_Exercise_
Lines that contain "бумажном" are to be counted; give only their number.

(Dataset items)
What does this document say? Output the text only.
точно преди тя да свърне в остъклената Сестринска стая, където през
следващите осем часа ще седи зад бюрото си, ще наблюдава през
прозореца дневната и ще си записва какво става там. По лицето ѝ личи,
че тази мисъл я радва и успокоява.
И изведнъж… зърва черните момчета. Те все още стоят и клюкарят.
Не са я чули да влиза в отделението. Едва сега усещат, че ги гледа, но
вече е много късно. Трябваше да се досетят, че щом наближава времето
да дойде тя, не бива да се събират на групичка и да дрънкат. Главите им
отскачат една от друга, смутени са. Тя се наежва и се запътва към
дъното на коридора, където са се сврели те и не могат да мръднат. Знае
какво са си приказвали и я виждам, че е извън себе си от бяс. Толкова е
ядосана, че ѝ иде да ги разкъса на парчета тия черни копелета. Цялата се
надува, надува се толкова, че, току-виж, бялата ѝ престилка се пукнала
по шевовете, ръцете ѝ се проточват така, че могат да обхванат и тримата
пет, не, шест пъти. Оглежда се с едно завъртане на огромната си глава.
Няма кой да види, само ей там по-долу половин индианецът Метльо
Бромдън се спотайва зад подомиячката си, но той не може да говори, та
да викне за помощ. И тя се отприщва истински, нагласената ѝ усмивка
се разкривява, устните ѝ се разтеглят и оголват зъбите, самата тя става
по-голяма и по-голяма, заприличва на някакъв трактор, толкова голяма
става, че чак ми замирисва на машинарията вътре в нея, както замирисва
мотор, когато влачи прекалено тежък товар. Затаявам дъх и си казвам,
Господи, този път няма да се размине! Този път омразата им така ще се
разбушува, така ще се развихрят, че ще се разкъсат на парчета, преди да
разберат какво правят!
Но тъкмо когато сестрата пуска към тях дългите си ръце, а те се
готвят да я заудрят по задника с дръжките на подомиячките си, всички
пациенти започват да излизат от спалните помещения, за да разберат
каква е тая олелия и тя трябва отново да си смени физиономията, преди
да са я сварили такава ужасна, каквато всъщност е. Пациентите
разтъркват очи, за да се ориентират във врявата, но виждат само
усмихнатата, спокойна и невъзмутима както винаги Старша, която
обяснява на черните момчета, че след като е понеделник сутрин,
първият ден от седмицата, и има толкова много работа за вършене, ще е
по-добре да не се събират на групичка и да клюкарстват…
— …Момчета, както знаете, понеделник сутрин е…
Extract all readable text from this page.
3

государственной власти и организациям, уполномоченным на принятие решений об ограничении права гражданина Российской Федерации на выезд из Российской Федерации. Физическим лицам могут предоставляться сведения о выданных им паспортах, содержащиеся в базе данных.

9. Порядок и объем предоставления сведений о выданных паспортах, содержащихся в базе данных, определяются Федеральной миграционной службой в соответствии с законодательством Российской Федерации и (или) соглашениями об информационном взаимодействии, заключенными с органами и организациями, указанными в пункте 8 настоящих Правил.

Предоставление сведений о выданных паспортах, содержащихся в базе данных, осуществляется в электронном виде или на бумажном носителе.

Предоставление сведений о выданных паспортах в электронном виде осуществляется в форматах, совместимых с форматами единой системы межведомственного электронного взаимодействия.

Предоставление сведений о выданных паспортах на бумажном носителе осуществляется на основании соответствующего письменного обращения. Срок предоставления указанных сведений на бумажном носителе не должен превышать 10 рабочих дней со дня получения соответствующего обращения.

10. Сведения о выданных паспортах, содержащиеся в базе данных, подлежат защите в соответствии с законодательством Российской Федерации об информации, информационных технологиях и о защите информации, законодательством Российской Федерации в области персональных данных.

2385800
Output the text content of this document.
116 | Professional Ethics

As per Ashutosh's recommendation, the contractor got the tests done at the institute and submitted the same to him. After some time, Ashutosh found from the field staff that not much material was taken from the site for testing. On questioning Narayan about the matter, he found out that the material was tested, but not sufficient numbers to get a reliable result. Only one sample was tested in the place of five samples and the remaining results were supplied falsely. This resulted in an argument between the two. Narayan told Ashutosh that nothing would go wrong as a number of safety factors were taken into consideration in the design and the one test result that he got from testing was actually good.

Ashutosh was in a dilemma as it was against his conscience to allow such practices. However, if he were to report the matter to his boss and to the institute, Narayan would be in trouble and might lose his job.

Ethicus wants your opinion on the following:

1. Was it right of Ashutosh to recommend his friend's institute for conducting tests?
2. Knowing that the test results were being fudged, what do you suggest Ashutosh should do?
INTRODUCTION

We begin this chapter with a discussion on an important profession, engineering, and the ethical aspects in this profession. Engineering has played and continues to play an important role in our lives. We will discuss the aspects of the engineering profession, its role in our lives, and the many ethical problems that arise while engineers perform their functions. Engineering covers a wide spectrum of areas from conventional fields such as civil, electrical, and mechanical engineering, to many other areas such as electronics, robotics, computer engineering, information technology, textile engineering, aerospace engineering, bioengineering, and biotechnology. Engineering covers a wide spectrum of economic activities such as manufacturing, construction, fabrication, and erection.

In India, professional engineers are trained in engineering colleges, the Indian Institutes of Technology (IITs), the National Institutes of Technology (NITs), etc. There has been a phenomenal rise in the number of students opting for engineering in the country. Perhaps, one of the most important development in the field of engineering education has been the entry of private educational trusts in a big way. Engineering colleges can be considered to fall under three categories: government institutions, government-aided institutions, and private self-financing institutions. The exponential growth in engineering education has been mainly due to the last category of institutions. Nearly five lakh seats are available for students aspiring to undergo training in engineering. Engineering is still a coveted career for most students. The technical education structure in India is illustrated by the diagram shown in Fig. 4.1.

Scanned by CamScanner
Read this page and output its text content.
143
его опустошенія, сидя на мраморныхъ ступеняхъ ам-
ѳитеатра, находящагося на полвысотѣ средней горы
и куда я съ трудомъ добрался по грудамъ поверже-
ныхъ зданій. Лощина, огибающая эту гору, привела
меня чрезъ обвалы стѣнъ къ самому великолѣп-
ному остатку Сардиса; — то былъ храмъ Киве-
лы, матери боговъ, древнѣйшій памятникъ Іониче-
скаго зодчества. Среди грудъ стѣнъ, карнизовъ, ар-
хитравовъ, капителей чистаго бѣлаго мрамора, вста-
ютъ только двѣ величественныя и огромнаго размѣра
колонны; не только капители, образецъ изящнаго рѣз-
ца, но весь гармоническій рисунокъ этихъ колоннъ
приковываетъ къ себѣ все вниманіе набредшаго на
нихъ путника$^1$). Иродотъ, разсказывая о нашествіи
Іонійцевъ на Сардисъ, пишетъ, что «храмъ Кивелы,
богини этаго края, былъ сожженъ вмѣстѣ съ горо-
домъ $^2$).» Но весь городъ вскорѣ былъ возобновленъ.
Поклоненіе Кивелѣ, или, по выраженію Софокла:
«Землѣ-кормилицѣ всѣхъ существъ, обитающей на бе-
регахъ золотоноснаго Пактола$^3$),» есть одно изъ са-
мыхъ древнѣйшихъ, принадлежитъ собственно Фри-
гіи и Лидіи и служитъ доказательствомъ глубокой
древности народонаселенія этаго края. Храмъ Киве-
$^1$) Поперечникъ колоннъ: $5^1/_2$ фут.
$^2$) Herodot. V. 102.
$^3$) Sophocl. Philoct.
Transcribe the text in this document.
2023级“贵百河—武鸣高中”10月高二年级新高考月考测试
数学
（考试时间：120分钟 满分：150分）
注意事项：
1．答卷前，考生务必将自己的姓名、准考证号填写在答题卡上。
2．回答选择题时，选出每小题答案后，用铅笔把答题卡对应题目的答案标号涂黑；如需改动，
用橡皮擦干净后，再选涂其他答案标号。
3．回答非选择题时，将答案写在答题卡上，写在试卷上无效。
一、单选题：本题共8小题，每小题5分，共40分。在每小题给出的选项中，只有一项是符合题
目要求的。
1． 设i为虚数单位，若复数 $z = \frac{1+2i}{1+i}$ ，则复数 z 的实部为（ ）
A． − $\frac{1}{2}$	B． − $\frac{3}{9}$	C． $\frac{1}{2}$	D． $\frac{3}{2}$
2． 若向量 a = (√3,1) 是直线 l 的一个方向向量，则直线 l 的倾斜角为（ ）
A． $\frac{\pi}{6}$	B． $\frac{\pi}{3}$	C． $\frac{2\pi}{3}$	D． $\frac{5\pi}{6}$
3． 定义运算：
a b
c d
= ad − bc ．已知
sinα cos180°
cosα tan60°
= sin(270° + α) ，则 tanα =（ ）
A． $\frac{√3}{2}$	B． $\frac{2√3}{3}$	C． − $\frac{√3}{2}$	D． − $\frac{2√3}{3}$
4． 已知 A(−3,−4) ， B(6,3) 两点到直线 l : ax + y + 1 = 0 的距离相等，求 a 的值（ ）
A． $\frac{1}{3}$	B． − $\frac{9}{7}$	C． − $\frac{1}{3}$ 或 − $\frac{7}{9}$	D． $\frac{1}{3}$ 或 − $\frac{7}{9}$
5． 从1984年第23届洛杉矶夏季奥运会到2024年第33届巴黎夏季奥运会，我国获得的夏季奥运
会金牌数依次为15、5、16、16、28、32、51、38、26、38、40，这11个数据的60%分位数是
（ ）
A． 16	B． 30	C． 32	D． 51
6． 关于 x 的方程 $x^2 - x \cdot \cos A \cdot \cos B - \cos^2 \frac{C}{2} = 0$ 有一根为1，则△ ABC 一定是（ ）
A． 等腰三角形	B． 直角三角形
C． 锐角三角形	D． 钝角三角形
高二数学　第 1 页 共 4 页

_Finished answer_
2